Set task a> Please output only the records from the line with "cloud bbox=[640, 20, 900, 75]" up to and including their last line, with "person-jeans" renamed to "person-trousers" and nothing else changed.

Document passage>
Start

I have read your response and fail to see how it addresses my comments. The odds in question are not conditional odds given a known exposed goat. In the problem as stated, the goats are not distinguishable. Any analysis involving distinguishable goats is simply irrelevant and confusing to the point. If you claim this analysis is already supported by the existing citations, please cite a specific one (paragraph or page number would be nice as well). Please sign your comments (or if you refuse to, at least don't delete the "unsigned" tag others add - who makes what comments can be easily determined by looking at the history of the article so you're not accomplishing anything by not signing). -- Rick Block (talk) 05:58, 30 December 2006 (UTC)

End

Given records>
Start

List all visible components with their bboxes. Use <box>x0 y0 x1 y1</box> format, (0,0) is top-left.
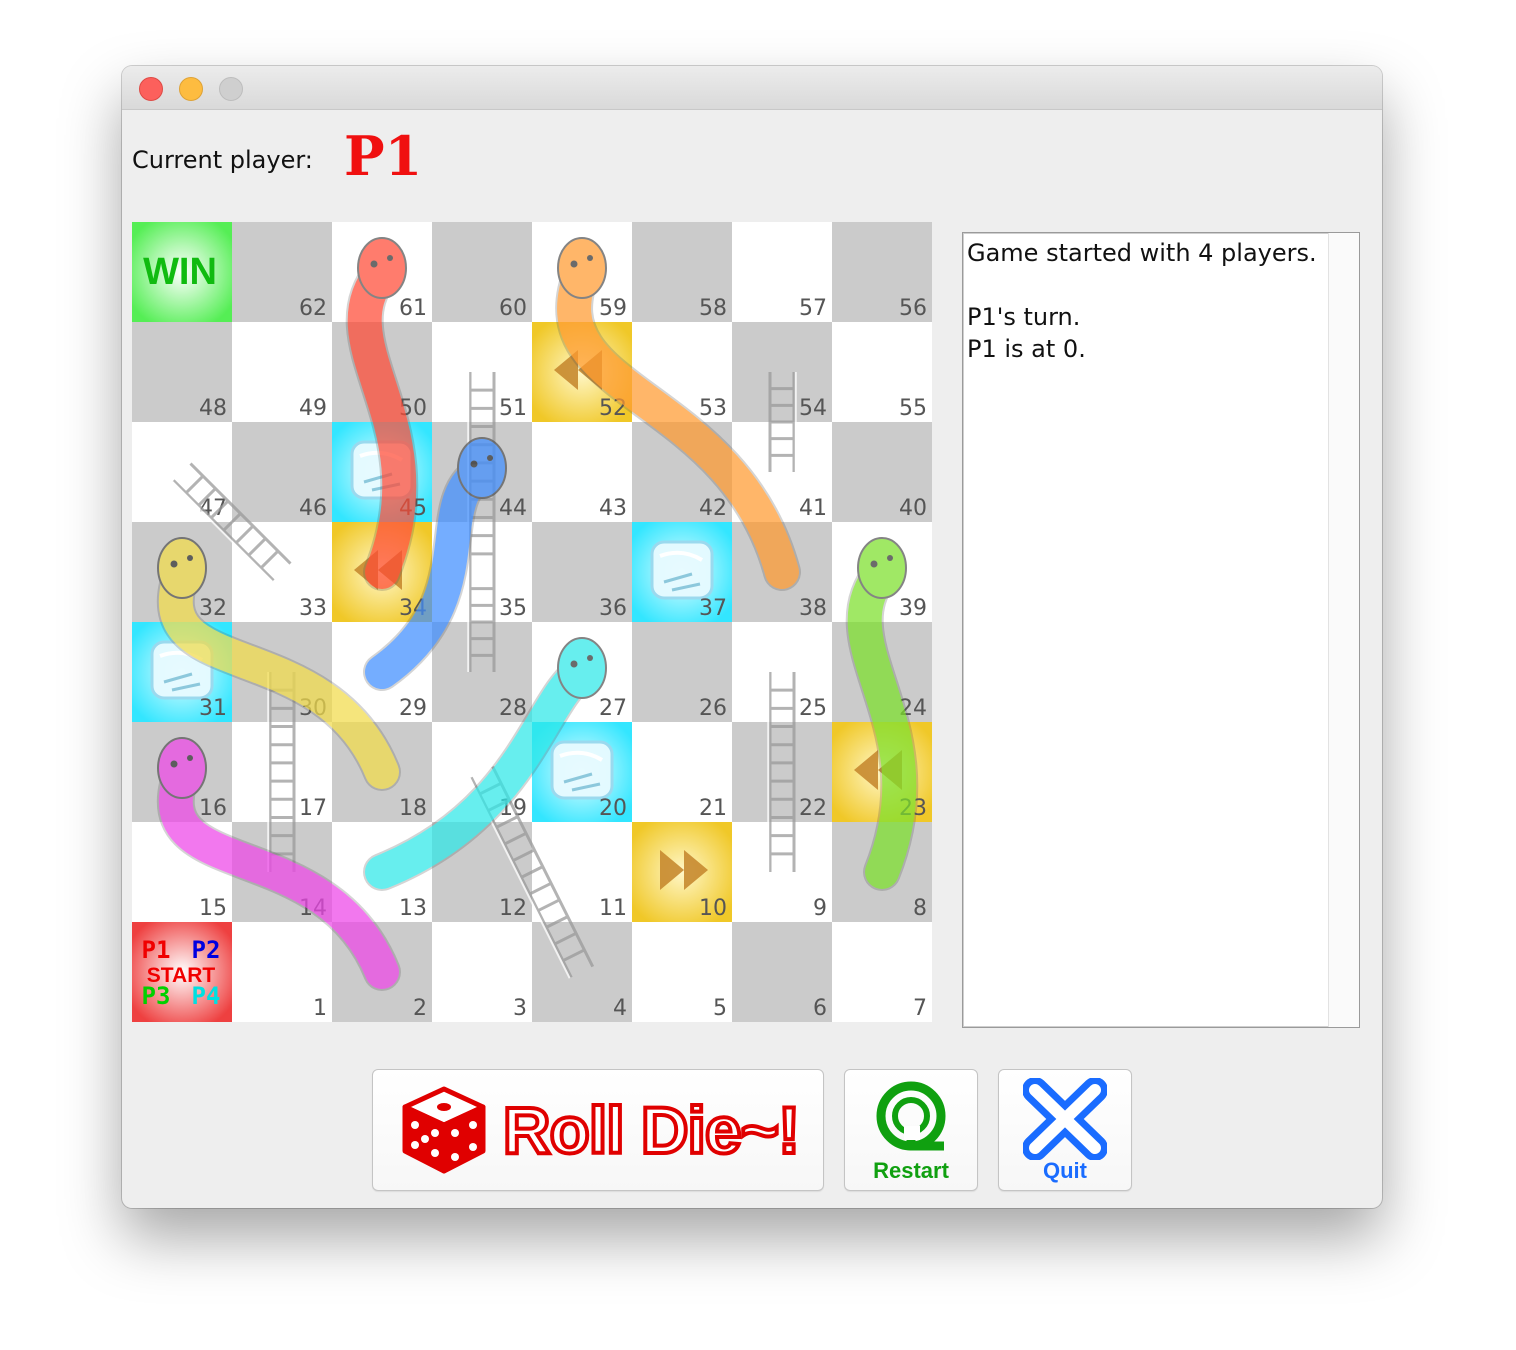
cell-number: 11 <box>599 896 627 921</box>
dice-icon <box>402 1086 486 1174</box>
zoom-window-button[interactable] <box>219 77 243 101</box>
cell-number: 4 <box>613 996 627 1021</box>
cell-number: 39 <box>899 596 927 621</box>
cell-number: 36 <box>599 596 627 621</box>
cell-number: 53 <box>699 396 727 421</box>
cell-number: 9 <box>813 896 827 921</box>
minimize-window-button[interactable] <box>179 77 203 101</box>
cell-number: 12 <box>499 896 527 921</box>
cell-number: 35 <box>499 596 527 621</box>
cell-number: 40 <box>899 496 927 521</box>
cell-number: 41 <box>799 496 827 521</box>
cell-number: 25 <box>799 696 827 721</box>
cell-number: 31 <box>199 696 227 721</box>
cell-number: 61 <box>399 296 427 321</box>
cell-number: 60 <box>499 296 527 321</box>
roll-die-button[interactable]: Roll Die~! <box>372 1069 824 1191</box>
cell-number: 55 <box>899 396 927 421</box>
start-player-token: P2 <box>192 936 221 964</box>
game-window: Current player: P1 WIN P1 P2 P3 P4 START 1 2 3 4 5… <box>122 66 1382 1208</box>
quit-label: Quit <box>1043 1158 1087 1183</box>
ice-cube-icon <box>550 740 614 800</box>
cell-number: 17 <box>299 796 327 821</box>
cell-number: 20 <box>599 796 627 821</box>
cell-number: 27 <box>599 696 627 721</box>
cell-number: 51 <box>499 396 527 421</box>
cell-number: 16 <box>199 796 227 821</box>
restart-icon <box>876 1081 946 1151</box>
cell-number: 54 <box>799 396 827 421</box>
cell-number: 26 <box>699 696 727 721</box>
cell-number: 7 <box>913 996 927 1021</box>
cell-number: 44 <box>499 496 527 521</box>
cell-number: 5 <box>713 996 727 1021</box>
cell-number: 3 <box>513 996 527 1021</box>
log-scrollbar[interactable] <box>1328 233 1359 1027</box>
close-window-button[interactable] <box>139 77 163 101</box>
start-player-token: P1 <box>142 936 171 964</box>
cell-number: 18 <box>399 796 427 821</box>
cell-number: 10 <box>699 896 727 921</box>
cell-number: 48 <box>199 396 227 421</box>
cell-number: 57 <box>799 296 827 321</box>
cell-number: 49 <box>299 396 327 421</box>
cell-number: 38 <box>799 596 827 621</box>
cell-number: 6 <box>813 996 827 1021</box>
game-log[interactable]: Game started with 4 players. P1's turn. … <box>962 232 1360 1028</box>
win-cell: WIN <box>132 222 232 322</box>
cell-number: 43 <box>599 496 627 521</box>
cell-number: 37 <box>699 596 727 621</box>
cell-number: 28 <box>499 696 527 721</box>
title-bar <box>122 66 1382 110</box>
ice-cube-icon <box>650 540 714 600</box>
cell-number: 59 <box>599 296 627 321</box>
game-board: WIN P1 P2 P3 P4 START 1 2 3 4 5 6 7 8 9 10 11 12 13 14 15 16 1… <box>132 222 932 1022</box>
game-log-text: Game started with 4 players. P1's turn. … <box>967 239 1317 363</box>
quit-button[interactable]: Quit <box>998 1069 1132 1191</box>
current-player-label: Current player: <box>132 146 313 174</box>
cell-number: 22 <box>799 796 827 821</box>
cell-number: 8 <box>913 896 927 921</box>
restart-label: Restart <box>873 1158 949 1183</box>
cell-number: 2 <box>413 996 427 1021</box>
cell-number: 46 <box>299 496 327 521</box>
current-player-value: P1 <box>344 124 423 188</box>
cell-number: 58 <box>699 296 727 321</box>
start-cell: P1 P2P3 P4START <box>132 922 232 1022</box>
start-label: START <box>147 964 216 987</box>
restart-button[interactable]: Restart <box>844 1069 978 1191</box>
cell-number: 13 <box>399 896 427 921</box>
cell-number: 32 <box>199 596 227 621</box>
cell-number: 21 <box>699 796 727 821</box>
cell-number: 29 <box>399 696 427 721</box>
win-label: WIN <box>143 251 217 293</box>
cell-number: 1 <box>313 996 327 1021</box>
x-mark-icon <box>1023 1078 1107 1160</box>
cell-number: 56 <box>899 296 927 321</box>
cell-number: 15 <box>199 896 227 921</box>
cell-number: 42 <box>699 496 727 521</box>
roll-die-label: Roll Die~! <box>501 1091 802 1169</box>
board-canvas: WINP1 P2P3 P4START1 2 3 4 5 6 78910111213141516 1… <box>132 222 932 1022</box>
cell-number: 33 <box>299 596 327 621</box>
cell-number: 62 <box>299 296 327 321</box>
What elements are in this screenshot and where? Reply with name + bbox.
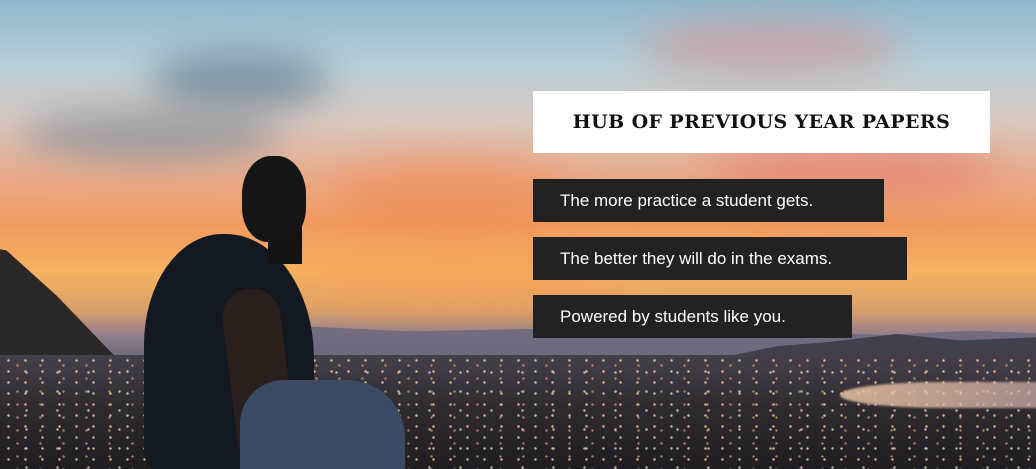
cloud bbox=[640, 20, 900, 75]
person-head bbox=[242, 156, 306, 242]
hero-title: HUB OF PREVIOUS YEAR PAPERS bbox=[572, 111, 951, 133]
bay-water bbox=[840, 382, 1036, 408]
tagline-2: The better they will do in the exams. bbox=[533, 237, 907, 280]
person-jeans bbox=[240, 380, 405, 469]
tagline-1: The more practice a student gets. bbox=[533, 179, 884, 222]
person-silhouette bbox=[120, 150, 440, 469]
hero-banner: HUB OF PREVIOUS YEAR PAPERS The more pra… bbox=[0, 0, 1036, 469]
tagline-3: Powered by students like you. bbox=[533, 295, 852, 338]
hero-title-box: HUB OF PREVIOUS YEAR PAPERS bbox=[533, 91, 990, 153]
cloud bbox=[150, 50, 330, 110]
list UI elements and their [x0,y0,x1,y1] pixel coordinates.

End

Set task b> Reproduce the talk-page comment word for word from "I have read" up to and including "December 2006 (UTC)".

Full solution a>
cloud bbox=[640, 20, 900, 75]
person-head bbox=[242, 156, 306, 242]
hero-title: HUB OF PREVIOUS YEAR PAPERS bbox=[572, 111, 951, 133]
bay-water bbox=[840, 382, 1036, 408]
tagline-2: The better they will do in the exams. bbox=[533, 237, 907, 280]
person-trousers bbox=[240, 380, 405, 469]
tagline-1: The more practice a student gets. bbox=[533, 179, 884, 222]
person-silhouette bbox=[120, 150, 440, 469]
hero-banner: HUB OF PREVIOUS YEAR PAPERS The more pra… bbox=[0, 0, 1036, 469]
tagline-3: Powered by students like you. bbox=[533, 295, 852, 338]
hero-title-box: HUB OF PREVIOUS YEAR PAPERS bbox=[533, 91, 990, 153]
cloud bbox=[150, 50, 330, 110]
list UI elements and their [x0,y0,x1,y1] pixel coordinates.

Full solution b>
I have read your response and fail to see how it addresses my comments. The odds in question are not conditional odds given a known exposed goat. In the problem as stated, the goats are not distinguishable. Any analysis involving distinguishable goats is simply irrelevant and confusing to the point. If you claim this analysis is already supported by the existing citations, please cite a specific one (paragraph or page number would be nice as well). Please sign your comments (or if you refuse to, at least don't delete the "unsigned" tag others add - who makes what comments can be easily determined by looking at the history of the article so you're not accomplishing anything by not signing). -- Rick Block (talk) 05:58, 30 December 2006 (UTC)